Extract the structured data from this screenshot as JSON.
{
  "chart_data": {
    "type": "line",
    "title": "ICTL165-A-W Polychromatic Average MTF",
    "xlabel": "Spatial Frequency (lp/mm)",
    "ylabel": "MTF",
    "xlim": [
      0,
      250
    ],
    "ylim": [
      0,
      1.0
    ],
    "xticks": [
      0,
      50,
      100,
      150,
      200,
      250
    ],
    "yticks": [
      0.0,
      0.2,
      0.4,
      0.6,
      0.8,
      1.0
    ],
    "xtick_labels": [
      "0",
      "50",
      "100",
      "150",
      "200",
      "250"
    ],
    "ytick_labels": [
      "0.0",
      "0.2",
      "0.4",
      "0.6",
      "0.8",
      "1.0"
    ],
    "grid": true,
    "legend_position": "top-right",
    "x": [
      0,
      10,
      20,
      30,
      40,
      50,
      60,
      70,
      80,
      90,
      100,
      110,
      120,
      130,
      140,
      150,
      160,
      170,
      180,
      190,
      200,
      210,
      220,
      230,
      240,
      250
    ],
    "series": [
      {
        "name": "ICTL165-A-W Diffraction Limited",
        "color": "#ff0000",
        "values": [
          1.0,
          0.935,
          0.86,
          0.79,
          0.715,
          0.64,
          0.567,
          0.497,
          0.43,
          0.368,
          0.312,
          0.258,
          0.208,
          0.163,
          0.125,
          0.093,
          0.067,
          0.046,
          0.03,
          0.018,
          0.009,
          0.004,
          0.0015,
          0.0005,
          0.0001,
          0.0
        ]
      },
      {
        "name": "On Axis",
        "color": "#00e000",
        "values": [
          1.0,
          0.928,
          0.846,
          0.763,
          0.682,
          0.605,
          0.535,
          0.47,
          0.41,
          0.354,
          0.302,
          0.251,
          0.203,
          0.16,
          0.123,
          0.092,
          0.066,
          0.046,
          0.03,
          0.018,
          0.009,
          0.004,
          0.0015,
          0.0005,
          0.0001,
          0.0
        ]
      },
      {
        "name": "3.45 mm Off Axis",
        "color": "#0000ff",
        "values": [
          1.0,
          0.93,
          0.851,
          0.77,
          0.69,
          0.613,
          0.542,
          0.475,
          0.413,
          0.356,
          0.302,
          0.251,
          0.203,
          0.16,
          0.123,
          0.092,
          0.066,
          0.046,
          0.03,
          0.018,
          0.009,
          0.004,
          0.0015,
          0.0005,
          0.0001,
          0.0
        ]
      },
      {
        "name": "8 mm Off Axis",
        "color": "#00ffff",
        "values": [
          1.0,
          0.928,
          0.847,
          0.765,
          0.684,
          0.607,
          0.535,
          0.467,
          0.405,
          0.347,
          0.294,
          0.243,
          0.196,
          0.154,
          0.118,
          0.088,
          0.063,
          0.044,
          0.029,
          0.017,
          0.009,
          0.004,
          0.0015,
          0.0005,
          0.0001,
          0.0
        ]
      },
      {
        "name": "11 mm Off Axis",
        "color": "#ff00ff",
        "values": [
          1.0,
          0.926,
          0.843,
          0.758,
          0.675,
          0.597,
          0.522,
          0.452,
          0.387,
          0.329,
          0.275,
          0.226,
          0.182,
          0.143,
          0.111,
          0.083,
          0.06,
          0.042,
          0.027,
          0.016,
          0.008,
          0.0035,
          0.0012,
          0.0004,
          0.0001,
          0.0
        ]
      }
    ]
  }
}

PROBLEM:
Copy out every line from the records that has the word "Axis".

ANSWER FOR THE TASK:
        "name": "On Axis",
        "name": "3.45 mm Off Axis",
        "name": "8 mm Off Axis",
        "name": "11 mm Off Axis",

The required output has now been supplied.